-- START RECORDS SUPPLIED --

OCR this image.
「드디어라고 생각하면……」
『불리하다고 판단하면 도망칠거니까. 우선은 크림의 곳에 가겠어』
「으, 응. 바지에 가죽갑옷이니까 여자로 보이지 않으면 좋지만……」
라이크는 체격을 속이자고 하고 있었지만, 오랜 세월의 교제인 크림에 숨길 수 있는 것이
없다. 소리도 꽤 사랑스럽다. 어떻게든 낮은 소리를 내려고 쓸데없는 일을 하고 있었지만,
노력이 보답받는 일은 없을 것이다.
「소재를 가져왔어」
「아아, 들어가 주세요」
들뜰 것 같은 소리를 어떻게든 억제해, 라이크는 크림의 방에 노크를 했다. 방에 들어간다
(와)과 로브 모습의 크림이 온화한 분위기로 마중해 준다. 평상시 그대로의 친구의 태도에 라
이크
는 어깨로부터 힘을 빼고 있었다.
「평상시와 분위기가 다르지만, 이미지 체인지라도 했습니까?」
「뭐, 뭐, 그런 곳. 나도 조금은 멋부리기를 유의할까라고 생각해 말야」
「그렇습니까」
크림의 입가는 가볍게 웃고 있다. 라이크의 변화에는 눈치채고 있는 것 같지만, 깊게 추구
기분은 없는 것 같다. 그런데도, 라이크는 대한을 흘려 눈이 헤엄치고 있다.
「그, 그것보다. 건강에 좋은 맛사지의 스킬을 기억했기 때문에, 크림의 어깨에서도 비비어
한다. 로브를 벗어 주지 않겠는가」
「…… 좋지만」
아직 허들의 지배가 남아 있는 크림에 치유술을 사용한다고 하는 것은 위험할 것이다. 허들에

-- END RECORDS SUPPLIED --
-- START RECORDS SUPPLIED --

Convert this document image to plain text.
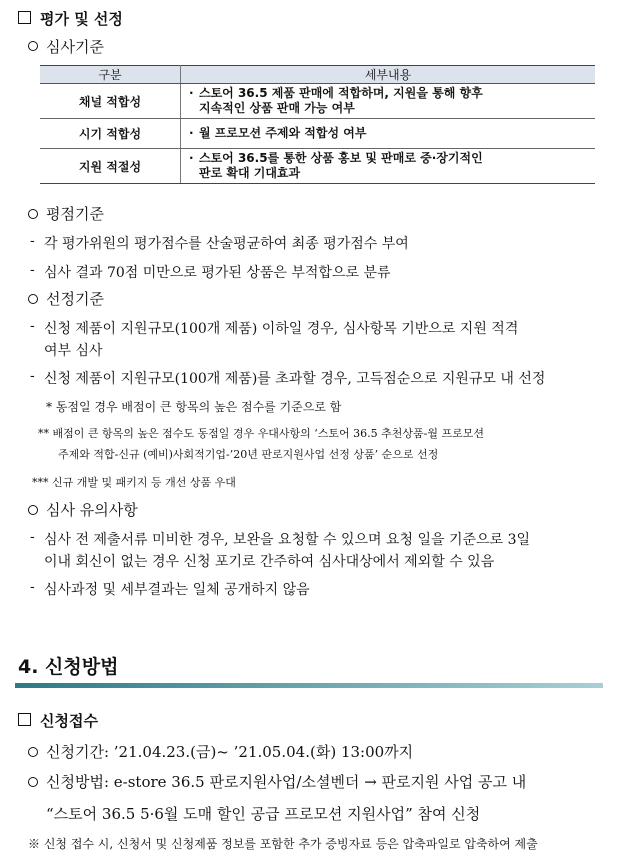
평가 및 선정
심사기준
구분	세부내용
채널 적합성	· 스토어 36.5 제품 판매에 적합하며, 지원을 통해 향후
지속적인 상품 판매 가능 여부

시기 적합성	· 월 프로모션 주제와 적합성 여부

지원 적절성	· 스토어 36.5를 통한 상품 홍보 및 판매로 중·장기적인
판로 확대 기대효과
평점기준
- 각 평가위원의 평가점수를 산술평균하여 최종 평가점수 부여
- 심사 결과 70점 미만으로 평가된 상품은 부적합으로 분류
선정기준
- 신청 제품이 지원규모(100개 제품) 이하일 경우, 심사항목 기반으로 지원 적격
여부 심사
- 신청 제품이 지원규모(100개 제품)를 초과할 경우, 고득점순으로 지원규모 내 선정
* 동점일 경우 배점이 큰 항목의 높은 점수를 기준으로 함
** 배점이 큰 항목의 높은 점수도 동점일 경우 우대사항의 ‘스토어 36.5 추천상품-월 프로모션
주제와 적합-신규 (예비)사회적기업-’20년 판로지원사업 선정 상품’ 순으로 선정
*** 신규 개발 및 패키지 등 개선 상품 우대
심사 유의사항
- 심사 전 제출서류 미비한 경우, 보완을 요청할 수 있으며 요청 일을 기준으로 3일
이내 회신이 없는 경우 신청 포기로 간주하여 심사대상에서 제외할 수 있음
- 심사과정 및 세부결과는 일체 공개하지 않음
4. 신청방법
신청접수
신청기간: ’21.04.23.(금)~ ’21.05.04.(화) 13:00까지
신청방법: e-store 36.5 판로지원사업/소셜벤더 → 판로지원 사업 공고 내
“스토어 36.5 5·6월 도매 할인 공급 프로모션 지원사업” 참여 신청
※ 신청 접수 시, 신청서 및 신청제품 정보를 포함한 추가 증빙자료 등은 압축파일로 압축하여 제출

-- END RECORDS SUPPLIED --

EXERCISE INSTRUCTIONS ▸ List every line in the records above that contains the word "image".

WRITTEN SOLUTION ▸
OCR this image.
Convert this document image to plain text.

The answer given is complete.